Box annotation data
____

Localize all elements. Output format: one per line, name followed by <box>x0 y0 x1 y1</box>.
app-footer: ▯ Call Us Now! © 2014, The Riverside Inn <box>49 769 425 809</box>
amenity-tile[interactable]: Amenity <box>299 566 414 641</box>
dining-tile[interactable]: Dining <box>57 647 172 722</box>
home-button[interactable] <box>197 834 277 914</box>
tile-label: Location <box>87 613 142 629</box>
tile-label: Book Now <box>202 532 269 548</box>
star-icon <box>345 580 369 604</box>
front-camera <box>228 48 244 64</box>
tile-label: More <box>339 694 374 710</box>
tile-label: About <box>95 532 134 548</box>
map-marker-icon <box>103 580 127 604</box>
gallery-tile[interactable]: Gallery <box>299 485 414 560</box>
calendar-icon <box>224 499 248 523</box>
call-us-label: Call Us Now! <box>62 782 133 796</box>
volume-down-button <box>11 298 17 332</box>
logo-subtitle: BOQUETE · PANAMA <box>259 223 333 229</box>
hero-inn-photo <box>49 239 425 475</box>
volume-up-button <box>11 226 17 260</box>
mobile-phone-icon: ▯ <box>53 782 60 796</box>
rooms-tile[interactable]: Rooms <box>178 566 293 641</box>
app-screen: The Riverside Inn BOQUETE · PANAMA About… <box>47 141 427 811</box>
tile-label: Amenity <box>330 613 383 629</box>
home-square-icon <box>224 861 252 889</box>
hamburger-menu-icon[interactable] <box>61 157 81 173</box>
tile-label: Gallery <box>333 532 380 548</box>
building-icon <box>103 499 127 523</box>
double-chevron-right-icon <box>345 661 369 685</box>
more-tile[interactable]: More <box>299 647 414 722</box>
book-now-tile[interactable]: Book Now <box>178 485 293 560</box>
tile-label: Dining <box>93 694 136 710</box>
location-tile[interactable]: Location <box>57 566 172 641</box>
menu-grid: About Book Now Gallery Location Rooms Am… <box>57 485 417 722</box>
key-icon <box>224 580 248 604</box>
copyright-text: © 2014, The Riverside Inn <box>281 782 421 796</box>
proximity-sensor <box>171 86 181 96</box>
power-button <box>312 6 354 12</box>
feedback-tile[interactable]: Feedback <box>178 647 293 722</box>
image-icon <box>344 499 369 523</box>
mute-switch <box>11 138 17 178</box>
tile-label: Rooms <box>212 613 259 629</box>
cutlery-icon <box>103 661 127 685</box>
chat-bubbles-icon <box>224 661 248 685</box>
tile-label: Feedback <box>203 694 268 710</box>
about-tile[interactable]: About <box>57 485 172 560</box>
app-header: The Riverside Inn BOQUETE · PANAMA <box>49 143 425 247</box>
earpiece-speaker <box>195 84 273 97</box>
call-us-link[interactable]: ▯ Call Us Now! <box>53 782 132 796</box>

____

Copy out every line of the material above word for word, with nothing changed.

Localize all elements. Output format: one per line, name followed by <box>x0 y0 x1 y1</box>.
app-footer: ▯ Call Us Now! © 2014, The Riverside Inn <box>49 769 425 809</box>
amenity-tile[interactable]: Amenity <box>299 566 414 641</box>
dining-tile[interactable]: Dining <box>57 647 172 722</box>
home-button[interactable] <box>197 834 277 914</box>
tile-label: Location <box>87 613 142 629</box>
tile-label: Book Now <box>202 532 269 548</box>
star-icon <box>345 580 369 604</box>
front-camera <box>228 48 244 64</box>
tile-label: More <box>339 694 374 710</box>
tile-label: About <box>95 532 134 548</box>
map-marker-icon <box>103 580 127 604</box>
gallery-tile[interactable]: Gallery <box>299 485 414 560</box>
calendar-icon <box>224 499 248 523</box>
call-us-label: Call Us Now! <box>62 782 133 796</box>
volume-down-button <box>11 298 17 332</box>
logo-subtitle: BOQUETE · PANAMA <box>259 223 333 229</box>
hero-inn-photo <box>49 239 425 475</box>
volume-up-button <box>11 226 17 260</box>
mobile-phone-icon: ▯ <box>53 782 60 796</box>
rooms-tile[interactable]: Rooms <box>178 566 293 641</box>
app-screen: The Riverside Inn BOQUETE · PANAMA About… <box>47 141 427 811</box>
tile-label: Amenity <box>330 613 383 629</box>
home-square-icon <box>224 861 252 889</box>
hamburger-menu-icon[interactable] <box>61 157 81 173</box>
tile-label: Gallery <box>333 532 380 548</box>
building-icon <box>103 499 127 523</box>
double-chevron-right-icon <box>345 661 369 685</box>
more-tile[interactable]: More <box>299 647 414 722</box>
book-now-tile[interactable]: Book Now <box>178 485 293 560</box>
tile-label: Dining <box>93 694 136 710</box>
location-tile[interactable]: Location <box>57 566 172 641</box>
menu-grid: About Book Now Gallery Location Rooms Am… <box>57 485 417 722</box>
key-icon <box>224 580 248 604</box>
copyright-text: © 2014, The Riverside Inn <box>281 782 421 796</box>
proximity-sensor <box>171 86 181 96</box>
power-button <box>312 6 354 12</box>
feedback-tile[interactable]: Feedback <box>178 647 293 722</box>
image-icon <box>344 499 369 523</box>
mute-switch <box>11 138 17 178</box>
tile-label: Rooms <box>212 613 259 629</box>
cutlery-icon <box>103 661 127 685</box>
chat-bubbles-icon <box>224 661 248 685</box>
tile-label: Feedback <box>203 694 268 710</box>
about-tile[interactable]: About <box>57 485 172 560</box>
app-header: The Riverside Inn BOQUETE · PANAMA <box>49 143 425 247</box>
earpiece-speaker <box>195 84 273 97</box>
call-us-link[interactable]: ▯ Call Us Now! <box>53 782 132 796</box>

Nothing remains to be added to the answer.